**REQUEST**:
Reproduce the records below in full and word for word, excluding pictures.

**SOURCE RECORDS**:
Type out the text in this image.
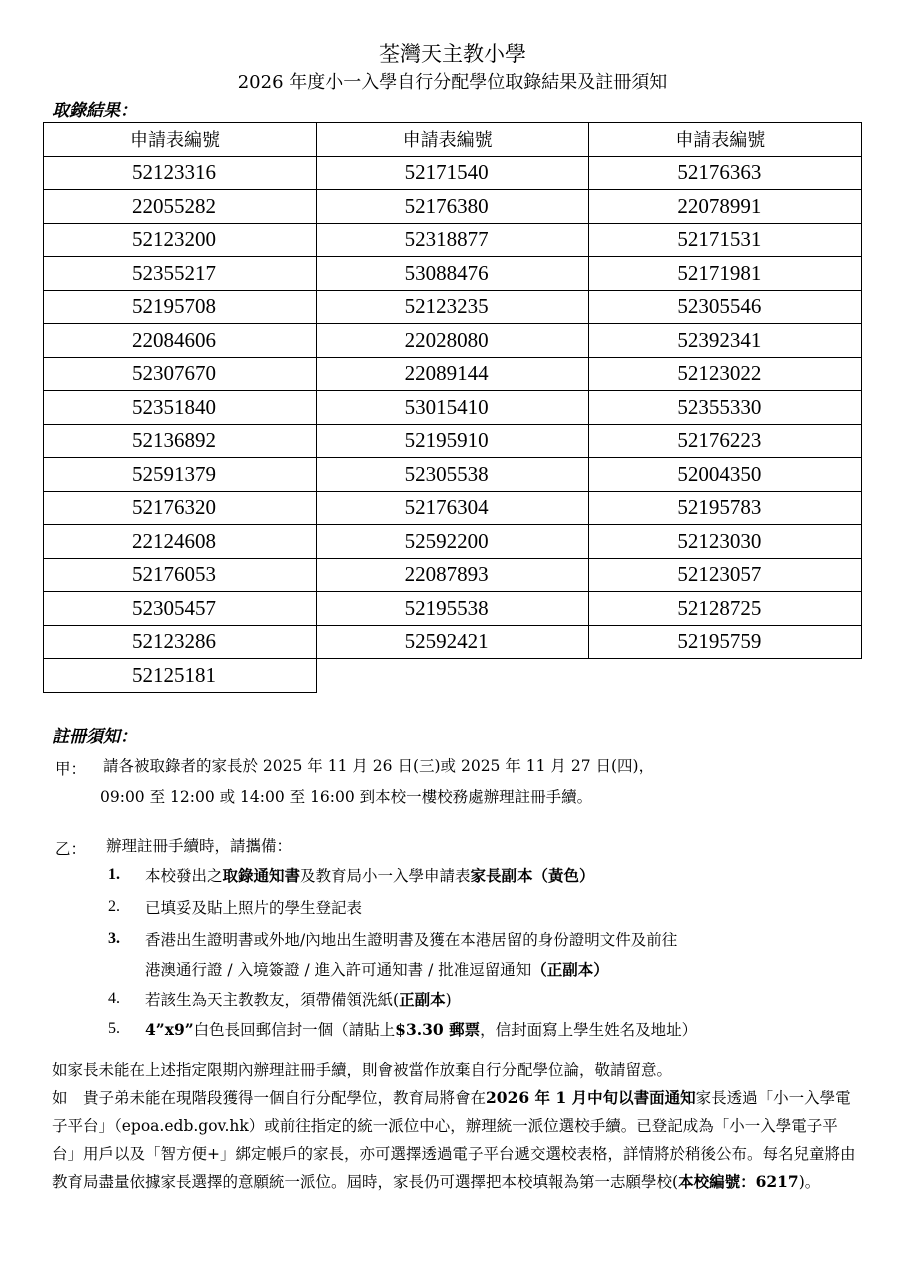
荃灣天主教小學
2026 年度小一入學自行分配學位取錄結果及註冊須知
取錄結果：
申請表編號	申請表編號	申請表編號
52123316	52171540	52176363
22055282	52176380	22078991
52123200	52318877	52171531
52355217	53088476	52171981
52195708	52123235	52305546
22084606	22028080	52392341
52307670	22089144	52123022
52351840	53015410	52355330
52136892	52195910	52176223
52591379	52305538	52004350
52176320	52176304	52195783
22124608	52592200	52123030
52176053	22087893	52123057
52305457	52195538	52128725
52123286	52592421	52195759
52125181		
註冊須知：
甲： 請各被取錄者的家長於 2025 年 11 月 26 日(三)或 2025 年 11 月 27 日(四)，
09:00 至 12:00 或 14:00 至 16:00 到本校一樓校務處辦理註冊手續。
乙： 辦理註冊手續時，請攜備：
1. 本校發出之取錄通知書及教育局小一入學申請表家長副本（黃色）
2. 已填妥及貼上照片的學生登記表
3. 香港出生證明書或外地/內地出生證明書及獲在本港居留的身份證明文件及前往
港澳通行證 / 入境簽證 / 進入許可通知書 / 批准逗留通知（正副本）
4. 若該生為天主教教友，須帶備領洗紙(正副本)
5. 4”x9”白色長回郵信封一個（請貼上$3.30 郵票，信封面寫上學生姓名及地址）
如家長未能在上述指定限期內辦理註冊手續，則會被當作放棄自行分配學位論，敬請留意。
如　貴子弟未能在現階段獲得一個自行分配學位，教育局將會在2026 年 1 月中旬以書面通知家長透過「小一入學電子平台」（epoa.edb.gov.hk）或前往指定的統一派位中心，辦理統一派位選校手續。已登記成為「小一入學電子平台」用戶以及「智方便+」綁定帳戶的家長，亦可選擇透過電子平台遞交選校表格，詳情將於稍後公布。每名兒童將由教育局盡量依據家長選擇的意願統一派位。屆時，家長仍可選擇把本校填報為第一志願學校(本校編號：6217)。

**EXERCISE RESULT**:
Type out the text in this image.
荃灣天主教小學
2026 年度小一入學自行分配學位取錄結果及註冊須知
取錄結果：
申請表編號	申請表編號	申請表編號
52123316	52171540	52176363
22055282	52176380	22078991
52123200	52318877	52171531
52355217	53088476	52171981
52195708	52123235	52305546
22084606	22028080	52392341
52307670	22089144	52123022
52351840	53015410	52355330
52136892	52195910	52176223
52591379	52305538	52004350
52176320	52176304	52195783
22124608	52592200	52123030
52176053	22087893	52123057
52305457	52195538	52128725
52123286	52592421	52195759
52125181		
註冊須知：
甲： 請各被取錄者的家長於 2025 年 11 月 26 日(三)或 2025 年 11 月 27 日(四)，
09:00 至 12:00 或 14:00 至 16:00 到本校一樓校務處辦理註冊手續。
乙： 辦理註冊手續時，請攜備：
1. 本校發出之取錄通知書及教育局小一入學申請表家長副本（黃色）
2. 已填妥及貼上照片的學生登記表
3. 香港出生證明書或外地/內地出生證明書及獲在本港居留的身份證明文件及前往
港澳通行證 / 入境簽證 / 進入許可通知書 / 批准逗留通知（正副本）
4. 若該生為天主教教友，須帶備領洗紙(正副本)
5. 4”x9”白色長回郵信封一個（請貼上$3.30 郵票，信封面寫上學生姓名及地址）
如家長未能在上述指定限期內辦理註冊手續，則會被當作放棄自行分配學位論，敬請留意。
如　貴子弟未能在現階段獲得一個自行分配學位，教育局將會在2026 年 1 月中旬以書面通知家長透過「小一入學電子平台」（epoa.edb.gov.hk）或前往指定的統一派位中心，辦理統一派位選校手續。已登記成為「小一入學電子平台」用戶以及「智方便+」綁定帳戶的家長，亦可選擇透過電子平台遞交選校表格，詳情將於稍後公布。每名兒童將由教育局盡量依據家長選擇的意願統一派位。屆時，家長仍可選擇把本校填報為第一志願學校(本校編號：6217)。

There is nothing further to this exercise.